■ **Do this**: Pull out each line of the records holding the string "RETAINER".

■ **Exercise materials**:
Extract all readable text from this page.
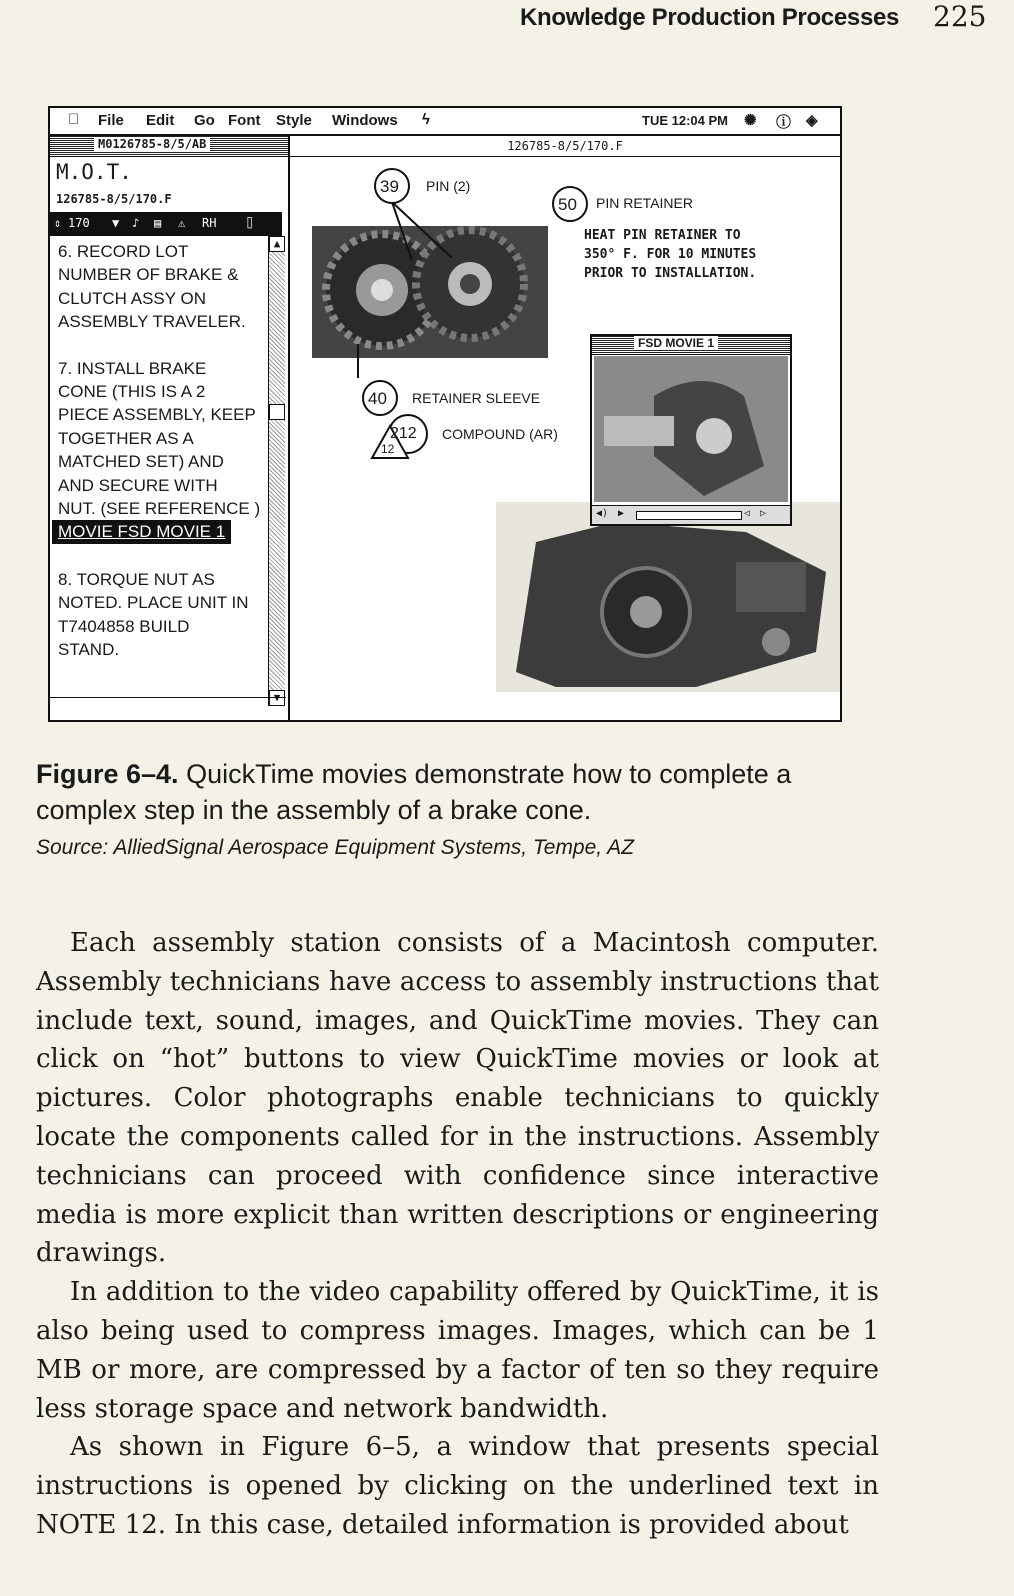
Knowledge Production Processes 225
File Edit Go Font Style Windows ϟ	TUE 12:04 PM ✺ ⓘ ◈
M0126785-8/5/AB
M.O.T.
126785-8/5/170.F
⇕ 170 ▼ ♪ ▤ ⚠ RH ⌷
6. RECORD LOT
NUMBER OF BRAKE &
CLUTCH ASSY ON
ASSEMBLY TRAVELER.
7. INSTALL BRAKE
CONE (THIS IS A 2
PIECE ASSEMBLY, KEEP
TOGETHER AS A
MATCHED SET) AND
AND SECURE WITH
NUT. (SEE REFERENCE )
MOVIE FSD MOVIE 1
8. TORQUE NUT AS
NOTED. PLACE UNIT IN
T7404858 BUILD
STAND.
▲
▼
126785-8/5/170.F
39 PIN (2)
50 PIN RETAINER
40 RETAINER SLEEVE
212 COMPOUND (AR)
12
HEAT PIN RETAINER TO
350° F. FOR 10 MINUTES
PRIOR TO INSTALLATION.
FSD MOVIE 1
◀) ▶	◁ ▷
Figure 6–4. QuickTime movies demonstrate how to complete a complex step in the assembly of a brake cone.
Source: AlliedSignal Aerospace Equipment Systems, Tempe, AZ

Each assembly station consists of a Macintosh computer. Assembly technicians have access to assembly instructions that include text, sound, images, and QuickTime movies. They can click on “hot” buttons to view QuickTime movies or look at pictures. Color photographs enable technicians to quickly locate the components called for in the instructions. Assembly technicians can proceed with confidence since interactive media is more explicit than written descriptions or engineering drawings.

In addition to the video capability offered by QuickTime, it is also being used to compress images. Images, which can be 1 MB or more, are compressed by a factor of ten so they require less storage space and network bandwidth.

As shown in Figure 6–5, a window that presents special instructions is opened by clicking on the underlined text in NOTE 12. In this case, detailed information is provided about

■ **Exercise solution**:
50 PIN RETAINER
40 RETAINER SLEEVE
HEAT PIN RETAINER TO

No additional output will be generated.